Return the whole listing, keeping every character the same.
* * *
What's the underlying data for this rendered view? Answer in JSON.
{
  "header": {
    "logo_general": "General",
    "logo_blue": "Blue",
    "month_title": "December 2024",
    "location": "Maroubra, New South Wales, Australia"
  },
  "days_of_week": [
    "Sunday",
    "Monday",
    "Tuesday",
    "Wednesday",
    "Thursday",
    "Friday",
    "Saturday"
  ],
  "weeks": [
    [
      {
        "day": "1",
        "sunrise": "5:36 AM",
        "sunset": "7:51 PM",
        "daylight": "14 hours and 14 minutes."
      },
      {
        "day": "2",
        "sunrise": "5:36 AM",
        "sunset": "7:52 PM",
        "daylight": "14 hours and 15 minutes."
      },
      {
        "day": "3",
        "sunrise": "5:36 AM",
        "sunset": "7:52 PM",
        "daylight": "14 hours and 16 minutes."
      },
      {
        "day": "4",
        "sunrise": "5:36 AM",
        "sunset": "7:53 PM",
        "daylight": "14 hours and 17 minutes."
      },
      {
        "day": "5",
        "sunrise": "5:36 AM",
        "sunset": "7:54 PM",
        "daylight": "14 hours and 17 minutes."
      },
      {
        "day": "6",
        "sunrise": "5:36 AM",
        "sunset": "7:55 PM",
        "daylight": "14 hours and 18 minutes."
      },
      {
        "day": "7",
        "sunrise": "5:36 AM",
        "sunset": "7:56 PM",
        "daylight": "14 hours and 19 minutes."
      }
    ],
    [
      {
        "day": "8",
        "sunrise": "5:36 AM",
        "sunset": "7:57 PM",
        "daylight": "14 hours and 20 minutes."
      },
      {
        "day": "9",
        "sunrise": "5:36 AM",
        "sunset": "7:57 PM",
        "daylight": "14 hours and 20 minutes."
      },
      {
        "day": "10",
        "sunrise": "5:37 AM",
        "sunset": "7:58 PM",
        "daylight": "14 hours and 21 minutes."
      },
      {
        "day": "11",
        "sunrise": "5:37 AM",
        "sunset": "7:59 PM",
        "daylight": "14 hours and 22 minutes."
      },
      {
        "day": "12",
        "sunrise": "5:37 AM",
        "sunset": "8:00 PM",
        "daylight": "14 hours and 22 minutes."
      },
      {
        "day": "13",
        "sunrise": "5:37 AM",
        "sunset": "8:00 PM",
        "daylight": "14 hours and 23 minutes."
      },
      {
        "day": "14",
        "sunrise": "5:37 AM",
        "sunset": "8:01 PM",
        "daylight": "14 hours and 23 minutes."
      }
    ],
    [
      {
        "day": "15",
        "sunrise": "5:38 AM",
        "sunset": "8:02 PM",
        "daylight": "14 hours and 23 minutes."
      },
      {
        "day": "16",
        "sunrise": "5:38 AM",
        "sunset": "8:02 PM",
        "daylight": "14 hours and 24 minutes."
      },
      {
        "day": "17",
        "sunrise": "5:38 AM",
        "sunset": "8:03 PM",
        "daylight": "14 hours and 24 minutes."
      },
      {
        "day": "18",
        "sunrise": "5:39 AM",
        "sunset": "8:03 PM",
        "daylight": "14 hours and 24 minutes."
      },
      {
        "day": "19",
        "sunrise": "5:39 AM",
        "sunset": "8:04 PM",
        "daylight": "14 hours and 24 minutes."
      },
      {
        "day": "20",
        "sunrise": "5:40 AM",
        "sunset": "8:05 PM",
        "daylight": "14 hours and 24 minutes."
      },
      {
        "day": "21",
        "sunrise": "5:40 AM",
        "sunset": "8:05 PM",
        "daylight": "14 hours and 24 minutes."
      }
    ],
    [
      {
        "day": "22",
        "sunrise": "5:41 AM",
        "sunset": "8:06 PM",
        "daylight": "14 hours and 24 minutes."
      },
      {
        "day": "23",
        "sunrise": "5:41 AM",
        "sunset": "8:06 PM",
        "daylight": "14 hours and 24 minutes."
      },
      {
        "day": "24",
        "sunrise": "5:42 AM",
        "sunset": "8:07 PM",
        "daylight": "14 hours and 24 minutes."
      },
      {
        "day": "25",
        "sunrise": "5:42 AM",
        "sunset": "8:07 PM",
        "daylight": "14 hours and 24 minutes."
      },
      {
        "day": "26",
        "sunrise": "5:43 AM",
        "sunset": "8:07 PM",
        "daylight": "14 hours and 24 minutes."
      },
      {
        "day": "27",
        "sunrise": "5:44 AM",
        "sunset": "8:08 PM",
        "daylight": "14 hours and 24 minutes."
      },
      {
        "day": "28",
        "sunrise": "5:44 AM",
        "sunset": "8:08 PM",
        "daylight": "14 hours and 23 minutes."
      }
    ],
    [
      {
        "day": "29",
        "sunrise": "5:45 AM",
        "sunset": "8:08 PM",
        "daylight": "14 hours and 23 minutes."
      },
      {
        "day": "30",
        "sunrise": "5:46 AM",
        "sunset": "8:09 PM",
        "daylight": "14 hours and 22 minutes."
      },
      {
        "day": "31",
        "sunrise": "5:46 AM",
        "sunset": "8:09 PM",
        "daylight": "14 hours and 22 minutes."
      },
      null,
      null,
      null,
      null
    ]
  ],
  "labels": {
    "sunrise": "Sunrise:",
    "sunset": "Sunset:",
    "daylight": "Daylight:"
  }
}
* * *
Response to this exercise:
What's the underlying data for this rendered view? Answer in JSON.
{
  "header": {
    "logo_general": "General",
    "logo_blue": "Blue",
    "month_title": "December 2024",
    "location": "Maroubra, New South Wales, Australia"
  },
  "days_of_week": [
    "Sunday",
    "Monday",
    "Tuesday",
    "Wednesday",
    "Thursday",
    "Friday",
    "Saturday"
  ],
  "weeks": [
    [
      {
        "day": "1",
        "sunrise": "5:36 AM",
        "sunset": "7:51 PM",
        "daylight": "14 hours and 14 minutes."
      },
      {
        "day": "2",
        "sunrise": "5:36 AM",
        "sunset": "7:52 PM",
        "daylight": "14 hours and 15 minutes."
      },
      {
        "day": "3",
        "sunrise": "5:36 AM",
        "sunset": "7:52 PM",
        "daylight": "14 hours and 16 minutes."
      },
      {
        "day": "4",
        "sunrise": "5:36 AM",
        "sunset": "7:53 PM",
        "daylight": "14 hours and 17 minutes."
      },
      {
        "day": "5",
        "sunrise": "5:36 AM",
        "sunset": "7:54 PM",
        "daylight": "14 hours and 17 minutes."
      },
      {
        "day": "6",
        "sunrise": "5:36 AM",
        "sunset": "7:55 PM",
        "daylight": "14 hours and 18 minutes."
      },
      {
        "day": "7",
        "sunrise": "5:36 AM",
        "sunset": "7:56 PM",
        "daylight": "14 hours and 19 minutes."
      }
    ],
    [
      {
        "day": "8",
        "sunrise": "5:36 AM",
        "sunset": "7:57 PM",
        "daylight": "14 hours and 20 minutes."
      },
      {
        "day": "9",
        "sunrise": "5:36 AM",
        "sunset": "7:57 PM",
        "daylight": "14 hours and 20 minutes."
      },
      {
        "day": "10",
        "sunrise": "5:37 AM",
        "sunset": "7:58 PM",
        "daylight": "14 hours and 21 minutes."
      },
      {
        "day": "11",
        "sunrise": "5:37 AM",
        "sunset": "7:59 PM",
        "daylight": "14 hours and 22 minutes."
      },
      {
        "day": "12",
        "sunrise": "5:37 AM",
        "sunset": "8:00 PM",
        "daylight": "14 hours and 22 minutes."
      },
      {
        "day": "13",
        "sunrise": "5:37 AM",
        "sunset": "8:00 PM",
        "daylight": "14 hours and 23 minutes."
      },
      {
        "day": "14",
        "sunrise": "5:37 AM",
        "sunset": "8:01 PM",
        "daylight": "14 hours and 23 minutes."
      }
    ],
    [
      {
        "day": "15",
        "sunrise": "5:38 AM",
        "sunset": "8:02 PM",
        "daylight": "14 hours and 23 minutes."
      },
      {
        "day": "16",
        "sunrise": "5:38 AM",
        "sunset": "8:02 PM",
        "daylight": "14 hours and 24 minutes."
      },
      {
        "day": "17",
        "sunrise": "5:38 AM",
        "sunset": "8:03 PM",
        "daylight": "14 hours and 24 minutes."
      },
      {
        "day": "18",
        "sunrise": "5:39 AM",
        "sunset": "8:03 PM",
        "daylight": "14 hours and 24 minutes."
      },
      {
        "day": "19",
        "sunrise": "5:39 AM",
        "sunset": "8:04 PM",
        "daylight": "14 hours and 24 minutes."
      },
      {
        "day": "20",
        "sunrise": "5:40 AM",
        "sunset": "8:05 PM",
        "daylight": "14 hours and 24 minutes."
      },
      {
        "day": "21",
        "sunrise": "5:40 AM",
        "sunset": "8:05 PM",
        "daylight": "14 hours and 24 minutes."
      }
    ],
    [
      {
        "day": "22",
        "sunrise": "5:41 AM",
        "sunset": "8:06 PM",
        "daylight": "14 hours and 24 minutes."
      },
      {
        "day": "23",
        "sunrise": "5:41 AM",
        "sunset": "8:06 PM",
        "daylight": "14 hours and 24 minutes."
      },
      {
        "day": "24",
        "sunrise": "5:42 AM",
        "sunset": "8:07 PM",
        "daylight": "14 hours and 24 minutes."
      },
      {
        "day": "25",
        "sunrise": "5:42 AM",
        "sunset": "8:07 PM",
        "daylight": "14 hours and 24 minutes."
      },
      {
        "day": "26",
        "sunrise": "5:43 AM",
        "sunset": "8:07 PM",
        "daylight": "14 hours and 24 minutes."
      },
      {
        "day": "27",
        "sunrise": "5:44 AM",
        "sunset": "8:08 PM",
        "daylight": "14 hours and 24 minutes."
      },
      {
        "day": "28",
        "sunrise": "5:44 AM",
        "sunset": "8:08 PM",
        "daylight": "14 hours and 23 minutes."
      }
    ],
    [
      {
        "day": "29",
        "sunrise": "5:45 AM",
        "sunset": "8:08 PM",
        "daylight": "14 hours and 23 minutes."
      },
      {
        "day": "30",
        "sunrise": "5:46 AM",
        "sunset": "8:09 PM",
        "daylight": "14 hours and 22 minutes."
      },
      {
        "day": "31",
        "sunrise": "5:46 AM",
        "sunset": "8:09 PM",
        "daylight": "14 hours and 22 minutes."
      },
      null,
      null,
      null,
      null
    ]
  ],
  "labels": {
    "sunrise": "Sunrise:",
    "sunset": "Sunset:",
    "daylight": "Daylight:"
  }
}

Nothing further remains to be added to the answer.